### Prompt a
Summarize the passage on Lance Gibbs in two sentences.

### Text passage
────────────────────
Yet strangely enough the bowler who was to reach the greatest heights as a master of off-spin began bowling leg-breaks. Gibbs readily confirms that in his early days he basically turned the ball the other way. He explains: “I used to slip in the occasional off-break and in consequence my length used to suffer.” That made it difficult for a captain to set a field. So the man who came to the fore playing for the Demerara Cricket Club, as later did Clive Lloyd and Roy Fredericks, decided to concentrate on off-spin.
He joined Warwickshire in 1967 before the days of instant registration and had to spend 12 months qualifying. There were soon clear hints of his dedicated professionalism. During a Warwickshire game against Surrey at The Oval in that first summer only a few people in the crowd noticed a lean, lithe figure slip on the field as sub when another Warwickshire player ran off. It was several moments before he was identified. Then someone did say, ‘It looks like Lance Gibbs’.
That onlooker was right on target. It was Lance Gibbs, stepping into the breach as 12th man when Warwickshire, through injuries and Second XI calls, were short of personnel. How many players of such eminence have made so modest a debut in English first-class cricket?
In 1968 Gibbs was on the official active list for Warwickshire and made his mark with 67 wickets. He did not always enjoy the best of luck and quite plainly was none too happy bowling round the wicket. Nevertheless, it looked as if Warwickshire would reap a rich harvest in the next two years of his contract. They had been desperately short of a class off-spinner for a long time.
As it turned out, they were soon to be deprived of the services of Gibbs. In the summer of 1969 there was a West Indies’ tour. There was some talk to the effect that their Test players on the staff of English counties would only be released for Tests, but the official verdict was more sympathetic to the tourists.
Warwickshire hoped for better things in 1970 but again events took an unexpected turn. The ill-fated South African tour was cancelled, the Rest-of-the-World series arranged to fill the gap, and Gibbs was called up for four of those games. In that summer he claimed only 48 wickets for the county.
Then came 1971, expected to be Gibbs’s swansong in English cricket. Yet again there were to be surprise developments. As early as February, when the Warwickshire captain, Alan Smith, was on a scouting mission in Guyana (the trip which resulted in the arrival at Edgbaston of Alvin Kallicharran, the batsman described as a left-handed Kanhai) Gibbs ventured into the crystal-ball business. He firmly declared that in his farewell season for Warwickshire he would top 100 wickets.
────────────────────
### Records of where elements appear
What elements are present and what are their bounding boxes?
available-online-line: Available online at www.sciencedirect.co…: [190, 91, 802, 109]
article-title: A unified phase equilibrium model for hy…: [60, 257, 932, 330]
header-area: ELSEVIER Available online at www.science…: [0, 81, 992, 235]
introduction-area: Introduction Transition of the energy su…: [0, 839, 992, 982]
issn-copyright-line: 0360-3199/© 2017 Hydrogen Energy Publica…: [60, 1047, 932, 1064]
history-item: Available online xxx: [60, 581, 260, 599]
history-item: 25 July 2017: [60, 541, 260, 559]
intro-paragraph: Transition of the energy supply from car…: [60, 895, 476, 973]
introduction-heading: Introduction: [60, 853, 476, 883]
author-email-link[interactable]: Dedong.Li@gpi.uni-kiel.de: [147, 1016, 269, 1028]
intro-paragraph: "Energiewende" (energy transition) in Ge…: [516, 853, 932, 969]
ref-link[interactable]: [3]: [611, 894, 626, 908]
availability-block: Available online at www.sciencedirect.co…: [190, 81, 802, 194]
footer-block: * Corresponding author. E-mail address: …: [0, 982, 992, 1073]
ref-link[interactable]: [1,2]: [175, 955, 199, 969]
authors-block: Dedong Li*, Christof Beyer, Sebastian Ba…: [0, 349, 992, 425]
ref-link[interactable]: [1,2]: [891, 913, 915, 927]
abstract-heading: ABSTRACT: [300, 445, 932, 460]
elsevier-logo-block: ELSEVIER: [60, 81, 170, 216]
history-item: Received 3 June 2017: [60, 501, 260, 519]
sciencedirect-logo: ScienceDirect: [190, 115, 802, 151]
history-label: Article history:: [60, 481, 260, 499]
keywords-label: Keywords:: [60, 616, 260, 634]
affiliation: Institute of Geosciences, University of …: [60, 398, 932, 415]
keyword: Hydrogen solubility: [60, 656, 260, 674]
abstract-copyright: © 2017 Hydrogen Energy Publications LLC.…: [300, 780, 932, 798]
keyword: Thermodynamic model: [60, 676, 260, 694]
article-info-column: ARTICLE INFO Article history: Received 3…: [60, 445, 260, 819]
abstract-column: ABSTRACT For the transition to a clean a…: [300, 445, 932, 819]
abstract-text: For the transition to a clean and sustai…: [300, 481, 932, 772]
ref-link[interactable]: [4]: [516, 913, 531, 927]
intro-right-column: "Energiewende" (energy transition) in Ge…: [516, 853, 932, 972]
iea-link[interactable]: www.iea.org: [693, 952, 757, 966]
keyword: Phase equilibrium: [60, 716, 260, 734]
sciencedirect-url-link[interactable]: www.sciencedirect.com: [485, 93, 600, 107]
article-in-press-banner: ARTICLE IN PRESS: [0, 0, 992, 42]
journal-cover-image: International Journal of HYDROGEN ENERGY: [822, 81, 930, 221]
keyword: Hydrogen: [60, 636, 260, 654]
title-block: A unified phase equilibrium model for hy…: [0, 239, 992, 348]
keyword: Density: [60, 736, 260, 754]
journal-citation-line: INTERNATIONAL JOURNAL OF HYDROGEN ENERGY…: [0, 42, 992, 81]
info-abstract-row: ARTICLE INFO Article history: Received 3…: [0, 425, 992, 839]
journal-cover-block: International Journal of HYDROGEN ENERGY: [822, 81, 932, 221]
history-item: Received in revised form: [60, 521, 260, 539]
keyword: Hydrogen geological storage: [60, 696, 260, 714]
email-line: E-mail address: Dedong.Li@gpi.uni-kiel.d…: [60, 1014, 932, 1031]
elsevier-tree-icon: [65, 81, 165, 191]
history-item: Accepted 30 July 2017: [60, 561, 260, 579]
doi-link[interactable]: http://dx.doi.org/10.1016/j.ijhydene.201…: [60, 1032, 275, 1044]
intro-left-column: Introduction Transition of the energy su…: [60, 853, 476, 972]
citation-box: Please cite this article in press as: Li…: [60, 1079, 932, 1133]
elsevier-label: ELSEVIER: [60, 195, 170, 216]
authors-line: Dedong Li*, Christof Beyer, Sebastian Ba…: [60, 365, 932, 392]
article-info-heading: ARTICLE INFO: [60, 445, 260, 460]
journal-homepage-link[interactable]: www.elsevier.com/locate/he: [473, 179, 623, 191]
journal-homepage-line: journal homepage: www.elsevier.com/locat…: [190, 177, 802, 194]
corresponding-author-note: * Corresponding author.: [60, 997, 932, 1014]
────────────────────
### Prompt b
Write out the records, starting with their first line and going on through the line with "header-area: ELSEVIER Available", including both of those lines.

### Correct response a
Lance Gibbs started out bowling leg-breaks but switched to off-spin, and after joining Warwickshire in 1967 he had to spend 12 months qualifying, first appearing on the field only as a substitute at The Oval. He took 67 wickets in 1968, but a West Indies tour in 1969 and the Rest-of-the-World series in 1970 took him away from the county, and in February 1971 he declared he would top 100 wickets in his farewell season for Warwickshire.

### Correct response b
What elements are present and what are their bounding boxes?
available-online-line: Available online at www.sciencedirect.co…: [190, 91, 802, 109]
article-title: A unified phase equilibrium model for hy…: [60, 257, 932, 330]
header-area: ELSEVIER Available online at www.science…: [0, 81, 992, 235]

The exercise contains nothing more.